--- BEGIN Data ---

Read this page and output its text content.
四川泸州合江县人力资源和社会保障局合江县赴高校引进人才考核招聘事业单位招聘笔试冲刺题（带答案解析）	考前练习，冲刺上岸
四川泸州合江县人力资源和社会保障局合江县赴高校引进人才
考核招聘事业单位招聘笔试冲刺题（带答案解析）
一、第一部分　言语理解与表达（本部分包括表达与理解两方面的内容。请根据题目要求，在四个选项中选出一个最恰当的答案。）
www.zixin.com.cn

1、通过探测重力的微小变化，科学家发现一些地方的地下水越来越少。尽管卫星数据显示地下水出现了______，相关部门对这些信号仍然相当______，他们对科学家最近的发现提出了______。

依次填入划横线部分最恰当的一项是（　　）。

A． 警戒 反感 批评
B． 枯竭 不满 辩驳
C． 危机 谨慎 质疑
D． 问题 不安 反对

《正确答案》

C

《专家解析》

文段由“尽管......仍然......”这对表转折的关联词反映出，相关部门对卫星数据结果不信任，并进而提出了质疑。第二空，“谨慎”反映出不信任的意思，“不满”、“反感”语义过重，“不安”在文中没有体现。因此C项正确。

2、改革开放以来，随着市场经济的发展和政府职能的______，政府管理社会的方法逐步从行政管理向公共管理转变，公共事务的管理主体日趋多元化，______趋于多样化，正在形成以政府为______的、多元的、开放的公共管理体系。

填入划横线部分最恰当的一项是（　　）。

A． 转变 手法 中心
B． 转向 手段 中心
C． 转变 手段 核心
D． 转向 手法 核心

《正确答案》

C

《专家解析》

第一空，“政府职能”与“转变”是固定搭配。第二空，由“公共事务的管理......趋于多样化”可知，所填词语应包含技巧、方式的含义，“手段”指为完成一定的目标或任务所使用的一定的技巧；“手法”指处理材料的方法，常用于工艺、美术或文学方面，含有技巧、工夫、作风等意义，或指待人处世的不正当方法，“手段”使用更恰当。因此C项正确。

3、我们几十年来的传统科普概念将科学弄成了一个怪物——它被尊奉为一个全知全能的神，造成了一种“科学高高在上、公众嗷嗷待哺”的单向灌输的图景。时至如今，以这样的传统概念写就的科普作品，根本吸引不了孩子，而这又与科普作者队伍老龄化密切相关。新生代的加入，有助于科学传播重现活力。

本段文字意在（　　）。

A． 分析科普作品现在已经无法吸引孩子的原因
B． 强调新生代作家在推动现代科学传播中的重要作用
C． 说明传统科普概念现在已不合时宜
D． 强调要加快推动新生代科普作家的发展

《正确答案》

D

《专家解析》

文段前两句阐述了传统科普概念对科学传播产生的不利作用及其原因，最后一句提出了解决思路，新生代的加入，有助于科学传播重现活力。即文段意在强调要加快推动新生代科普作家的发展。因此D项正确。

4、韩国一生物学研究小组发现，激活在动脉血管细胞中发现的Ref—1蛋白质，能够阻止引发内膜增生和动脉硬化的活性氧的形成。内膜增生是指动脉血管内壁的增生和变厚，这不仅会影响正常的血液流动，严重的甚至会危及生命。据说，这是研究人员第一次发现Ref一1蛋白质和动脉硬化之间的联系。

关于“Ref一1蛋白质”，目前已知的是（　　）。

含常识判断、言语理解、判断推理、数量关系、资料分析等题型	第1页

--- END Data ---

Find each line in the records holding the string "带答案解析" and show it.

> **Answer to the problem**:
四川泸州合江县人力资源和社会保障局合江县赴高校引进人才考核招聘事业单位招聘笔试冲刺题（带答案解析）	考前练习，冲刺上岸
考核招聘事业单位招聘笔试冲刺题（带答案解析）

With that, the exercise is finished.